**Provided records:**

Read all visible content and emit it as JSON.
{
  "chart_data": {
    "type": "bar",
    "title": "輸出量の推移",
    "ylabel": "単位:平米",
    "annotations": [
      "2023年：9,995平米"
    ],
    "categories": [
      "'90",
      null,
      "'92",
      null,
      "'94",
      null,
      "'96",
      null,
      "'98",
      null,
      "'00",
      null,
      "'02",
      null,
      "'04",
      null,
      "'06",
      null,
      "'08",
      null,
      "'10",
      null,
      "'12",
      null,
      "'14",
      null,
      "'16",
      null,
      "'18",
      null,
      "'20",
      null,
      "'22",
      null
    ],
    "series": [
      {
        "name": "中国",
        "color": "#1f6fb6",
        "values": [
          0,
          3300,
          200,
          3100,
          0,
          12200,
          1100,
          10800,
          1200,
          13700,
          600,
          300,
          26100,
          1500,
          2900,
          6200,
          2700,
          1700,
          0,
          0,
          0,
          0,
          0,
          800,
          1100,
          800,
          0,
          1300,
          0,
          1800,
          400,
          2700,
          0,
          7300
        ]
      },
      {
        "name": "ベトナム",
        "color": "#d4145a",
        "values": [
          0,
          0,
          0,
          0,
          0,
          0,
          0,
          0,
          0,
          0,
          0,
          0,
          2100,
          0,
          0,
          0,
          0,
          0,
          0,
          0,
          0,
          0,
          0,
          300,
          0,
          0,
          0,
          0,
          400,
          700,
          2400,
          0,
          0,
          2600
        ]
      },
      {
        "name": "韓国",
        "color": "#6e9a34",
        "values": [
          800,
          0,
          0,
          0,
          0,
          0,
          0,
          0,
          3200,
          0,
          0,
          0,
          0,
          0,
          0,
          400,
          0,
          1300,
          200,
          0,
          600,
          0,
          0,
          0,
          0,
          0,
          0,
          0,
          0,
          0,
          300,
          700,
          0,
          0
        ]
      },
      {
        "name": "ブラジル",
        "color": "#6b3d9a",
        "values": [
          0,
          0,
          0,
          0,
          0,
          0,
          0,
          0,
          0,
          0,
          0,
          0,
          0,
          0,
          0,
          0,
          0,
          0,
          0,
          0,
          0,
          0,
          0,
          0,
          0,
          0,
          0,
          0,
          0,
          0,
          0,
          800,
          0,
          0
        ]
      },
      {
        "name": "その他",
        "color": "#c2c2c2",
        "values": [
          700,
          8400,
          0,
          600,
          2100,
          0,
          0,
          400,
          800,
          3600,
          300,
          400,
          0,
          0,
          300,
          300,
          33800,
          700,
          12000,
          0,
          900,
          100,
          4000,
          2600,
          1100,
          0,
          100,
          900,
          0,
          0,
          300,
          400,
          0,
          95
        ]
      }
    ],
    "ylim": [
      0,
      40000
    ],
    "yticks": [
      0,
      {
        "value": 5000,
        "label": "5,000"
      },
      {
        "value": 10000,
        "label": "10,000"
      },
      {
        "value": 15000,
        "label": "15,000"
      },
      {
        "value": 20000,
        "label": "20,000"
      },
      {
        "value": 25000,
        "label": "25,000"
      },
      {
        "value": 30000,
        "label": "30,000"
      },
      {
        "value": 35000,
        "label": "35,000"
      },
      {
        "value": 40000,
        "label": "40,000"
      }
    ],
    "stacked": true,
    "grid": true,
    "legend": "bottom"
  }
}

**Exercise brief:** Please output the entries above, every line exactly as it reads.

**Answer to this problem:**
Read all visible content and emit it as JSON.
{
  "chart_data": {
    "type": "bar",
    "title": "輸出量の推移",
    "ylabel": "単位:平米",
    "annotations": [
      "2023年：9,995平米"
    ],
    "categories": [
      "'90",
      null,
      "'92",
      null,
      "'94",
      null,
      "'96",
      null,
      "'98",
      null,
      "'00",
      null,
      "'02",
      null,
      "'04",
      null,
      "'06",
      null,
      "'08",
      null,
      "'10",
      null,
      "'12",
      null,
      "'14",
      null,
      "'16",
      null,
      "'18",
      null,
      "'20",
      null,
      "'22",
      null
    ],
    "series": [
      {
        "name": "中国",
        "color": "#1f6fb6",
        "values": [
          0,
          3300,
          200,
          3100,
          0,
          12200,
          1100,
          10800,
          1200,
          13700,
          600,
          300,
          26100,
          1500,
          2900,
          6200,
          2700,
          1700,
          0,
          0,
          0,
          0,
          0,
          800,
          1100,
          800,
          0,
          1300,
          0,
          1800,
          400,
          2700,
          0,
          7300
        ]
      },
      {
        "name": "ベトナム",
        "color": "#d4145a",
        "values": [
          0,
          0,
          0,
          0,
          0,
          0,
          0,
          0,
          0,
          0,
          0,
          0,
          2100,
          0,
          0,
          0,
          0,
          0,
          0,
          0,
          0,
          0,
          0,
          300,
          0,
          0,
          0,
          0,
          400,
          700,
          2400,
          0,
          0,
          2600
        ]
      },
      {
        "name": "韓国",
        "color": "#6e9a34",
        "values": [
          800,
          0,
          0,
          0,
          0,
          0,
          0,
          0,
          3200,
          0,
          0,
          0,
          0,
          0,
          0,
          400,
          0,
          1300,
          200,
          0,
          600,
          0,
          0,
          0,
          0,
          0,
          0,
          0,
          0,
          0,
          300,
          700,
          0,
          0
        ]
      },
      {
        "name": "ブラジル",
        "color": "#6b3d9a",
        "values": [
          0,
          0,
          0,
          0,
          0,
          0,
          0,
          0,
          0,
          0,
          0,
          0,
          0,
          0,
          0,
          0,
          0,
          0,
          0,
          0,
          0,
          0,
          0,
          0,
          0,
          0,
          0,
          0,
          0,
          0,
          0,
          800,
          0,
          0
        ]
      },
      {
        "name": "その他",
        "color": "#c2c2c2",
        "values": [
          700,
          8400,
          0,
          600,
          2100,
          0,
          0,
          400,
          800,
          3600,
          300,
          400,
          0,
          0,
          300,
          300,
          33800,
          700,
          12000,
          0,
          900,
          100,
          4000,
          2600,
          1100,
          0,
          100,
          900,
          0,
          0,
          300,
          400,
          0,
          95
        ]
      }
    ],
    "ylim": [
      0,
      40000
    ],
    "yticks": [
      0,
      {
        "value": 5000,
        "label": "5,000"
      },
      {
        "value": 10000,
        "label": "10,000"
      },
      {
        "value": 15000,
        "label": "15,000"
      },
      {
        "value": 20000,
        "label": "20,000"
      },
      {
        "value": 25000,
        "label": "25,000"
      },
      {
        "value": 30000,
        "label": "30,000"
      },
      {
        "value": 35000,
        "label": "35,000"
      },
      {
        "value": 40000,
        "label": "40,000"
      }
    ],
    "stacked": true,
    "grid": true,
    "legend": "bottom"
  }
}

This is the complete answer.